[START]
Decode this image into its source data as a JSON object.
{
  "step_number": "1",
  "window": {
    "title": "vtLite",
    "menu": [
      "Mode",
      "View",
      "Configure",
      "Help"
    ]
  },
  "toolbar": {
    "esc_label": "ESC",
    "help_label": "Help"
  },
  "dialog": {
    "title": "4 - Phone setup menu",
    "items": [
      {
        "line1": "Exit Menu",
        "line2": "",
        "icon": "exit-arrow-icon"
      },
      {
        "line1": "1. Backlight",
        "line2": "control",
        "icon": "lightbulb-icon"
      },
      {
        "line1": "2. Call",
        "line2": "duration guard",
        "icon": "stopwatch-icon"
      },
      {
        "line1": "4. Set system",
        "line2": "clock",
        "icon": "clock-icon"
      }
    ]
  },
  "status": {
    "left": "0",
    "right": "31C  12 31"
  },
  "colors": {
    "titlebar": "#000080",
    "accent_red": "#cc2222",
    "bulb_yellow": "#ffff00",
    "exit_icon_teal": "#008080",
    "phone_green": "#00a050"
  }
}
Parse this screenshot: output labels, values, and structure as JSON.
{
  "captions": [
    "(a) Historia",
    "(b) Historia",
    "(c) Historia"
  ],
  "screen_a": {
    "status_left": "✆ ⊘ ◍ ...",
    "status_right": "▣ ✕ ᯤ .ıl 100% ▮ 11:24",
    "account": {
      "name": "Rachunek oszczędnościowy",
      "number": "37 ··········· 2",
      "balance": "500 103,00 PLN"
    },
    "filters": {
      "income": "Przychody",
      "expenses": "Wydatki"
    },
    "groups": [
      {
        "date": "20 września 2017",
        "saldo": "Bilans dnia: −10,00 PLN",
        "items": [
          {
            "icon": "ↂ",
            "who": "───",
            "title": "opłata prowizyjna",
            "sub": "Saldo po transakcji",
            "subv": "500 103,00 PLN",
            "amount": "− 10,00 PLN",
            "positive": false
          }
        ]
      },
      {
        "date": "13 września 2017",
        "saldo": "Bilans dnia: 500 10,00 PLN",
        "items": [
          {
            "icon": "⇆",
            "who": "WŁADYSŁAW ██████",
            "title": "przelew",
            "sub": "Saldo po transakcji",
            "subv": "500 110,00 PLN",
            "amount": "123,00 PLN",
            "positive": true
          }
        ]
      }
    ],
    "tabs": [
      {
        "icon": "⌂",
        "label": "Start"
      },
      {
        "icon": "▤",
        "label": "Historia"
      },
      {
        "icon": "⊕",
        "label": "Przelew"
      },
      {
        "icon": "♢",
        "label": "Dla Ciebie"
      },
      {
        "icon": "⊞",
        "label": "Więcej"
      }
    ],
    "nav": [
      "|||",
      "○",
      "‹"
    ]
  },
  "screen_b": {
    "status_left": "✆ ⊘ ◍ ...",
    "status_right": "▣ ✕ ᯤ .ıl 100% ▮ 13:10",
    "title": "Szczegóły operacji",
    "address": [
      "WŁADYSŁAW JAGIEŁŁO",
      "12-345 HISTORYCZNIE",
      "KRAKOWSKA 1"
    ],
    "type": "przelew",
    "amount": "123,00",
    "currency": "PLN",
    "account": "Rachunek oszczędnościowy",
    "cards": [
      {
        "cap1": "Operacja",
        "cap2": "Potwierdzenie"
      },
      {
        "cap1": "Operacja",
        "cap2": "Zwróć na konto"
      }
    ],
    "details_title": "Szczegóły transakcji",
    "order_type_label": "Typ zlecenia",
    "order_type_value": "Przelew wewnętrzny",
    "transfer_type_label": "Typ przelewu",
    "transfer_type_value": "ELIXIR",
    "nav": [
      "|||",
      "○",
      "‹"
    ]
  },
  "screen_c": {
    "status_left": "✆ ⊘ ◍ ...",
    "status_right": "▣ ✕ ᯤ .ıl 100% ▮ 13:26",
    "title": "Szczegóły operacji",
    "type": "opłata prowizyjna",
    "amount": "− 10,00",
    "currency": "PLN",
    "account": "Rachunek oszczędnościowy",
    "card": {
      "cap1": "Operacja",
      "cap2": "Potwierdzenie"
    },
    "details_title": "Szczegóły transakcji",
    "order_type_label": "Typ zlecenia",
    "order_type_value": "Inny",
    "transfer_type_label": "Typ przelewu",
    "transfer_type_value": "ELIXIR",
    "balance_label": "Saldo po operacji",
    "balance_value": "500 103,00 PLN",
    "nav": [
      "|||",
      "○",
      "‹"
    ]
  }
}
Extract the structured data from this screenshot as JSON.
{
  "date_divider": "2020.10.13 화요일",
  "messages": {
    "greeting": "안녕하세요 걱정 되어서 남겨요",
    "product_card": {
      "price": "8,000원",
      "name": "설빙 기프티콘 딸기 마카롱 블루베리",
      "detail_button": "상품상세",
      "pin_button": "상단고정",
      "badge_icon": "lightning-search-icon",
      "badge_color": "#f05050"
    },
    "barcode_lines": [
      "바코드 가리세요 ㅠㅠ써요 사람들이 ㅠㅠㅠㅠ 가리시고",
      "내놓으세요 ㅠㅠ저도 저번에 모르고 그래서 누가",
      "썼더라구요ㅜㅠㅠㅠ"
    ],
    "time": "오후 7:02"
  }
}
[END]
*What to do*
Go through the records above and set each one down exactly, please.

*Output for this task*
Decode this image into its source data as a JSON object.
{
  "step_number": "1",
  "window": {
    "title": "vtLite",
    "menu": [
      "Mode",
      "View",
      "Configure",
      "Help"
    ]
  },
  "toolbar": {
    "esc_label": "ESC",
    "help_label": "Help"
  },
  "dialog": {
    "title": "4 - Phone setup menu",
    "items": [
      {
        "line1": "Exit Menu",
        "line2": "",
        "icon": "exit-arrow-icon"
      },
      {
        "line1": "1. Backlight",
        "line2": "control",
        "icon": "lightbulb-icon"
      },
      {
        "line1": "2. Call",
        "line2": "duration guard",
        "icon": "stopwatch-icon"
      },
      {
        "line1": "4. Set system",
        "line2": "clock",
        "icon": "clock-icon"
      }
    ]
  },
  "status": {
    "left": "0",
    "right": "31C  12 31"
  },
  "colors": {
    "titlebar": "#000080",
    "accent_red": "#cc2222",
    "bulb_yellow": "#ffff00",
    "exit_icon_teal": "#008080",
    "phone_green": "#00a050"
  }
}
Parse this screenshot: output labels, values, and structure as JSON.
{
  "captions": [
    "(a) Historia",
    "(b) Historia",
    "(c) Historia"
  ],
  "screen_a": {
    "status_left": "✆ ⊘ ◍ ...",
    "status_right": "▣ ✕ ᯤ .ıl 100% ▮ 11:24",
    "account": {
      "name": "Rachunek oszczędnościowy",
      "number": "37 ··········· 2",
      "balance": "500 103,00 PLN"
    },
    "filters": {
      "income": "Przychody",
      "expenses": "Wydatki"
    },
    "groups": [
      {
        "date": "20 września 2017",
        "saldo": "Bilans dnia: −10,00 PLN",
        "items": [
          {
            "icon": "ↂ",
            "who": "───",
            "title": "opłata prowizyjna",
            "sub": "Saldo po transakcji",
            "subv": "500 103,00 PLN",
            "amount": "− 10,00 PLN",
            "positive": false
          }
        ]
      },
      {
        "date": "13 września 2017",
        "saldo": "Bilans dnia: 500 10,00 PLN",
        "items": [
          {
            "icon": "⇆",
            "who": "WŁADYSŁAW ██████",
            "title": "przelew",
            "sub": "Saldo po transakcji",
            "subv": "500 110,00 PLN",
            "amount": "123,00 PLN",
            "positive": true
          }
        ]
      }
    ],
    "tabs": [
      {
        "icon": "⌂",
        "label": "Start"
      },
      {
        "icon": "▤",
        "label": "Historia"
      },
      {
        "icon": "⊕",
        "label": "Przelew"
      },
      {
        "icon": "♢",
        "label": "Dla Ciebie"
      },
      {
        "icon": "⊞",
        "label": "Więcej"
      }
    ],
    "nav": [
      "|||",
      "○",
      "‹"
    ]
  },
  "screen_b": {
    "status_left": "✆ ⊘ ◍ ...",
    "status_right": "▣ ✕ ᯤ .ıl 100% ▮ 13:10",
    "title": "Szczegóły operacji",
    "address": [
      "WŁADYSŁAW JAGIEŁŁO",
      "12-345 HISTORYCZNIE",
      "KRAKOWSKA 1"
    ],
    "type": "przelew",
    "amount": "123,00",
    "currency": "PLN",
    "account": "Rachunek oszczędnościowy",
    "cards": [
      {
        "cap1": "Operacja",
        "cap2": "Potwierdzenie"
      },
      {
        "cap1": "Operacja",
        "cap2": "Zwróć na konto"
      }
    ],
    "details_title": "Szczegóły transakcji",
    "order_type_label": "Typ zlecenia",
    "order_type_value": "Przelew wewnętrzny",
    "transfer_type_label": "Typ przelewu",
    "transfer_type_value": "ELIXIR",
    "nav": [
      "|||",
      "○",
      "‹"
    ]
  },
  "screen_c": {
    "status_left": "✆ ⊘ ◍ ...",
    "status_right": "▣ ✕ ᯤ .ıl 100% ▮ 13:26",
    "title": "Szczegóły operacji",
    "type": "opłata prowizyjna",
    "amount": "− 10,00",
    "currency": "PLN",
    "account": "Rachunek oszczędnościowy",
    "card": {
      "cap1": "Operacja",
      "cap2": "Potwierdzenie"
    },
    "details_title": "Szczegóły transakcji",
    "order_type_label": "Typ zlecenia",
    "order_type_value": "Inny",
    "transfer_type_label": "Typ przelewu",
    "transfer_type_value": "ELIXIR",
    "balance_label": "Saldo po operacji",
    "balance_value": "500 103,00 PLN",
    "nav": [
      "|||",
      "○",
      "‹"
    ]
  }
}
Extract the structured data from this screenshot as JSON.
{
  "date_divider": "2020.10.13 화요일",
  "messages": {
    "greeting": "안녕하세요 걱정 되어서 남겨요",
    "product_card": {
      "price": "8,000원",
      "name": "설빙 기프티콘 딸기 마카롱 블루베리",
      "detail_button": "상품상세",
      "pin_button": "상단고정",
      "badge_icon": "lightning-search-icon",
      "badge_color": "#f05050"
    },
    "barcode_lines": [
      "바코드 가리세요 ㅠㅠ써요 사람들이 ㅠㅠㅠㅠ 가리시고",
      "내놓으세요 ㅠㅠ저도 저번에 모르고 그래서 누가",
      "썼더라구요ㅜㅠㅠㅠ"
    ],
    "time": "오후 7:02"
  }
}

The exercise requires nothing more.